Assigned task 1 — List every person named in the post below about Trump and military jet costs.
Assigned task 2 — In the post below about Trump and military jet costs, what amount did Boeing's CEO commit to keeping the cost of the next two Air Force One jets below?

Quoted passage —
Saturday, December 24, 2016

Trump May Deliver on Bringing the Military-Industrial Complex into Cost Control

12/23/16 Geekwire:

After meeting with President-elect Donald Trump at his Mar-a-Lago resort in Florida, Boeing CEO Dennis Muilenburg says he’s making a “personal commitment” to keep the cost of the next two Air Force One jets below $4 billion.
“We’re going to get it done for less than that, and we’re committed to working together to make sure that happens,” Muilenburg told reporters on Wednesday.
In addition to the Air Force One debate, Boeing has gotten involved in a tangle over Lockheed Martin’s controversial F-35 fighter jets.
The back-and-forth with Trump began with a tweet on Dec. 6, in which the president-elect threatened to have Boeing’s Air Force One deal canceled because “costs are out of control, more than $4 billion.” Since then, Muilenburg and other executives have smoothed over the dispute. Wednesday’s meeting in Palm Beach appeared to cement the rapprochement.
Muilenburg told reporters that he had a “terrific conversation” with Trump. “Got a lot of respect for him. He’s a good man, and he’s doing the right thing,” Muilenburg said.

Concerning the very expensive F-35:
Yet another twist was added to the dance on Thursday, when Trump tweeted that he asked Boeing to provide a price for a comparable F/A-18 Super Hornet fighter jet:

FollowDonald J. Trump

Based on the tremendous cost and cost overruns of the Lockheed Martin F-35, I have asked Boeing to price-out a comparable F-18 Super Hornet!
3:26 PM - 22 Dec 2016
14,06714,067 Retweets 56,00656,006 likes

An hour after Trump’s comment, Boeing tweeted that it was open to discussing the options:

FollowThe Boeing Company

Ready to work with @realDonaldTrump's administration to affordably meet U.S. military requirements.
4:32 PM - 22 Dec 2016
184184 Retweets 312312 likes

Today, Lockheed Martin tweeted that Hewson and Trump had a follow-up conversation about the F-35s, during which the CEO gave her “personal commitment to drive the cost down aggressively.” (Where have we heard that before?)
The Art of the Deal.  Why couldn't progressives work this hard to lower costs for systems that they claim to hate?


  1. I feel sorry for the poor engineers at Lockheed and Boeing who will be losing a lot of their family time in the near future to feed the higher ups the numbers they need. Been there; done that.

    OT Story: Christmas Eve at Bell Labs, Holmdel(HO), NJ.

[Records from a data collection]
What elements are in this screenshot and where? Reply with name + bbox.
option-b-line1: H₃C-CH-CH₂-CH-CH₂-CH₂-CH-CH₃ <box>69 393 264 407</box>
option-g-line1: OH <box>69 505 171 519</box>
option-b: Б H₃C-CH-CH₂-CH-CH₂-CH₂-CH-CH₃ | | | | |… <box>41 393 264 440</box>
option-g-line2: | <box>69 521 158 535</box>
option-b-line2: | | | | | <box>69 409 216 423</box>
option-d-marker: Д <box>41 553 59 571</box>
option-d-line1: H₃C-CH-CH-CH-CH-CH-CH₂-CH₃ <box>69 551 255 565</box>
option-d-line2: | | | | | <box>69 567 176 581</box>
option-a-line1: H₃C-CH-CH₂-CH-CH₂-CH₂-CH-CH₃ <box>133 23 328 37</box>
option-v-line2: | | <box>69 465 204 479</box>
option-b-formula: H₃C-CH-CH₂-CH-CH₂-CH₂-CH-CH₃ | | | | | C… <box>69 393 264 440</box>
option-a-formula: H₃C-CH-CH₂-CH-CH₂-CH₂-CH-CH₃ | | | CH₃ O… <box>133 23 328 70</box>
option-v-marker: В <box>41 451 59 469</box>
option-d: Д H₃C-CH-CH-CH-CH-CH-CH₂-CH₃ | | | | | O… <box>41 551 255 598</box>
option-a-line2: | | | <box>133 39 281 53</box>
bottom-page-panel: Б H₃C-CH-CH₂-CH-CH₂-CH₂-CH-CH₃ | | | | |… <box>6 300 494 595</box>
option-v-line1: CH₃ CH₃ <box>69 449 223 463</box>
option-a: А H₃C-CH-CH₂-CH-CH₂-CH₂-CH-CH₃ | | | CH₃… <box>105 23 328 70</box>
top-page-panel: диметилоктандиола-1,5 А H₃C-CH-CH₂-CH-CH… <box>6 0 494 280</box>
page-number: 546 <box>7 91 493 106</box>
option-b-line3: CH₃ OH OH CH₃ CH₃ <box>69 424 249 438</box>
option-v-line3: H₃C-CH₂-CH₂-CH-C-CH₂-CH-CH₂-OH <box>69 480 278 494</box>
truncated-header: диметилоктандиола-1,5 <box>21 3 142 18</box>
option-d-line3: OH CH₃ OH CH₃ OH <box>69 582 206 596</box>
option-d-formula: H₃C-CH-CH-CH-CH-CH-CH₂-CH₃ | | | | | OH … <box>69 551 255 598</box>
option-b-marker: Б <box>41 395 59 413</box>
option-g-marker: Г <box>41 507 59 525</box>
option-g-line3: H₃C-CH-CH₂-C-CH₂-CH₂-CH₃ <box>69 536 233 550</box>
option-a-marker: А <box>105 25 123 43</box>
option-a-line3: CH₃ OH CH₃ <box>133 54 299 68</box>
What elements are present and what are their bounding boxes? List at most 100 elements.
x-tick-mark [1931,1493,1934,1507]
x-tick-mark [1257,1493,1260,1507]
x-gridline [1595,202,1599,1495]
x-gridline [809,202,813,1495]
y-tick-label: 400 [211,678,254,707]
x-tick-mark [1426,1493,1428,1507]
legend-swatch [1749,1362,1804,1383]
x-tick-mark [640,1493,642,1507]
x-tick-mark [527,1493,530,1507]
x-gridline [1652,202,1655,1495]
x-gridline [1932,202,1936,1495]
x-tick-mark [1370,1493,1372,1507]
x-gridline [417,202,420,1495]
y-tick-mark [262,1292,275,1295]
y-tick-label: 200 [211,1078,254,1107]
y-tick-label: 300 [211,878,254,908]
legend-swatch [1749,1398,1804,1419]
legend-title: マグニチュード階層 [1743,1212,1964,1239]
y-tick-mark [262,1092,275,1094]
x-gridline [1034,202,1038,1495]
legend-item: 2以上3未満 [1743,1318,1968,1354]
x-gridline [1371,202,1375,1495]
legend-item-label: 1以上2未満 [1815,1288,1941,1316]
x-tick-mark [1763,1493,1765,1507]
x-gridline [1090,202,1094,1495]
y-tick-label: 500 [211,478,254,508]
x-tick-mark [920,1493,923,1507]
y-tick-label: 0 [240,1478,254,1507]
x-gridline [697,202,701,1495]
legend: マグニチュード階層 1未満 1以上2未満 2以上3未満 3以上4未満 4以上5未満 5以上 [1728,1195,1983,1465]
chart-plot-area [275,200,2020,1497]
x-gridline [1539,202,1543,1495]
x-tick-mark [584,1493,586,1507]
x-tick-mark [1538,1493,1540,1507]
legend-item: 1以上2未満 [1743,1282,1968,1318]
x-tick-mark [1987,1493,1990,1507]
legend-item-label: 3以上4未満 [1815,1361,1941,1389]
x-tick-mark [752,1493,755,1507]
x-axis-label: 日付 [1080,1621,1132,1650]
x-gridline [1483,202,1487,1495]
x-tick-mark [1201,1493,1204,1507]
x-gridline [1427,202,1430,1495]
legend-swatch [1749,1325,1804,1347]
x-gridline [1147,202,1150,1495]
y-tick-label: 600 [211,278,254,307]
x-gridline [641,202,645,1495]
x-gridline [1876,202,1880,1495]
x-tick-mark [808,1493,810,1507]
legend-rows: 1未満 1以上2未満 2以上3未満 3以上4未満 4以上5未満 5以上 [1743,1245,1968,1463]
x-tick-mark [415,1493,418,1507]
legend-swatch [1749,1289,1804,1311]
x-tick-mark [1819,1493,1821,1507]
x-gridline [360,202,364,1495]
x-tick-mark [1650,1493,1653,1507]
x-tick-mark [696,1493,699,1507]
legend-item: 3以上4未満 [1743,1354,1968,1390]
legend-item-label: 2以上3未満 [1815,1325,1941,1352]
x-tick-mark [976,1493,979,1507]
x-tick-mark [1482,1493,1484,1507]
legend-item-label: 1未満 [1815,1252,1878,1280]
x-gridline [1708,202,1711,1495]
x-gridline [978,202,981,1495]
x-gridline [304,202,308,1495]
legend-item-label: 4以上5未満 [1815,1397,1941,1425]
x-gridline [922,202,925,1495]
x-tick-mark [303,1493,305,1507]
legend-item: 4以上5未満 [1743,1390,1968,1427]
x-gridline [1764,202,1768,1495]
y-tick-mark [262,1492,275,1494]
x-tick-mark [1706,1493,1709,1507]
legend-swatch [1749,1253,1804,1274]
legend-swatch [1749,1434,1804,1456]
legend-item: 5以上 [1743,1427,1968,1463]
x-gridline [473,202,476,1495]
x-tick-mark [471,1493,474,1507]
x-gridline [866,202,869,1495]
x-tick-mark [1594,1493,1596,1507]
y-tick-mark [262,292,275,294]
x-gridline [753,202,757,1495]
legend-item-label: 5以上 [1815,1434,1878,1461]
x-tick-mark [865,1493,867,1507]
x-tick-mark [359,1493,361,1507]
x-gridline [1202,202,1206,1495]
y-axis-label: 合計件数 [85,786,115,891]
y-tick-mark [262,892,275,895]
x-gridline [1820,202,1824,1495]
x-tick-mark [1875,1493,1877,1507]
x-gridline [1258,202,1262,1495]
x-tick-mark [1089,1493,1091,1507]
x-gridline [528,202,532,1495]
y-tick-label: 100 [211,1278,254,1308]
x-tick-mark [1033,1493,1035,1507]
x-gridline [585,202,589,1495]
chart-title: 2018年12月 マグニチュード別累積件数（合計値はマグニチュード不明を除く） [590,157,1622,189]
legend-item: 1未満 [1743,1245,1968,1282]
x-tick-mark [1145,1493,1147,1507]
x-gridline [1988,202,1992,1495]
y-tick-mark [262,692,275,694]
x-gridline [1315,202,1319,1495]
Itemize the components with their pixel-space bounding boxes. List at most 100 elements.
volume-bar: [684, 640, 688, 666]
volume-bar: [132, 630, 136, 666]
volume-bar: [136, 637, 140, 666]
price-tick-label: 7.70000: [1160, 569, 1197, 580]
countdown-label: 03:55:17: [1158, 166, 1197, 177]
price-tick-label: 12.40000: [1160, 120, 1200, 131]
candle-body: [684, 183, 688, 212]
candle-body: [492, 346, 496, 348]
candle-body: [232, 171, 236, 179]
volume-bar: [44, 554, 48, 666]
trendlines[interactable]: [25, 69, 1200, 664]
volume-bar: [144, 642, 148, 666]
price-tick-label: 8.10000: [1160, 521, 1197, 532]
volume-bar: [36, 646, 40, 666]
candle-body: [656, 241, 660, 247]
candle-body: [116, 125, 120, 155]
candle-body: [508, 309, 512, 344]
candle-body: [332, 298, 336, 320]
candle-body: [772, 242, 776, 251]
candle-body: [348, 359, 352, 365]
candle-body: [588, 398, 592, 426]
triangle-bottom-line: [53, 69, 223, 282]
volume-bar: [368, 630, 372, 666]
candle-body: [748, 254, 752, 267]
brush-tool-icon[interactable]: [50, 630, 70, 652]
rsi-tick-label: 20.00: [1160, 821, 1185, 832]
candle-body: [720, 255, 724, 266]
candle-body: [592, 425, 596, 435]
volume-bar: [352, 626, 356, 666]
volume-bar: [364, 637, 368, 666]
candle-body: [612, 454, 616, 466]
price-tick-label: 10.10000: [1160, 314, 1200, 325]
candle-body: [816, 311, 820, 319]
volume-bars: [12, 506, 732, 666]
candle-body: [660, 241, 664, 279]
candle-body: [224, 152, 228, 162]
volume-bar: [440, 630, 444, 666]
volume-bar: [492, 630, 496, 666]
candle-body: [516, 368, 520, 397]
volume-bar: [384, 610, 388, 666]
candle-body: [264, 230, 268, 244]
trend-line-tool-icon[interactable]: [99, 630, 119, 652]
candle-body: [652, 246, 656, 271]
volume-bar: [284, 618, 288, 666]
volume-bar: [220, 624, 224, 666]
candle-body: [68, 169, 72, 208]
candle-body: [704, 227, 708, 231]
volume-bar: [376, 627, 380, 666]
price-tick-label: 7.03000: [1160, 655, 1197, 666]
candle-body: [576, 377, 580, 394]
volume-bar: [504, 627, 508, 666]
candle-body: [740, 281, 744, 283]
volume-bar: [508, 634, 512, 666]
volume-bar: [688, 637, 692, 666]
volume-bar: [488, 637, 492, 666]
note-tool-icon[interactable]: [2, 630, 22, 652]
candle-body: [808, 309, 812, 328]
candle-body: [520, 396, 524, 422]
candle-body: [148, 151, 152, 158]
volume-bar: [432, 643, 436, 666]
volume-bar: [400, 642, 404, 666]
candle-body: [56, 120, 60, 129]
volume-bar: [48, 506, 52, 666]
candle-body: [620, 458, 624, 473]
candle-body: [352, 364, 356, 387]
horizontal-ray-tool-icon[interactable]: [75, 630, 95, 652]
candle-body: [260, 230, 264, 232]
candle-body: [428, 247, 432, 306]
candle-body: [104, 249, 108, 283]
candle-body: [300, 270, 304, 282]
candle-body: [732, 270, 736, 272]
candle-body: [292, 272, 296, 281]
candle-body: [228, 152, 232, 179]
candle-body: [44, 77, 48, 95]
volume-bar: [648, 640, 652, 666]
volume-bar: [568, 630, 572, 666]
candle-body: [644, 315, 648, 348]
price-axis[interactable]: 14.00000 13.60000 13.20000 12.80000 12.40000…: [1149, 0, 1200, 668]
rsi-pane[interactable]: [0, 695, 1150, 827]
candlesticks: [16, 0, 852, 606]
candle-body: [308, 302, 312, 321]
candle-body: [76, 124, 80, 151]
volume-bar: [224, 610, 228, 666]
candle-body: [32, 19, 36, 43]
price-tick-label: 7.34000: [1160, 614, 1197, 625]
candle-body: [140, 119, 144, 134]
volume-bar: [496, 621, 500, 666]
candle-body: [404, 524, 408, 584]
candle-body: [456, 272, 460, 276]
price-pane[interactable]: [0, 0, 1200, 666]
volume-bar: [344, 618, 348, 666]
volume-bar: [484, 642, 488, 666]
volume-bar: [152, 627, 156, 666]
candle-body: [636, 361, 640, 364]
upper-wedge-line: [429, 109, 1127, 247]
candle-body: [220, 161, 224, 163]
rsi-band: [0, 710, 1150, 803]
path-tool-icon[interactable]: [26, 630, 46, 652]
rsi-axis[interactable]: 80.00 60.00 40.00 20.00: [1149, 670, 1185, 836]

Final answer 1 — Donald Trump, Dennis Muilenburg, Hewson

Final answer 2 — $4 billion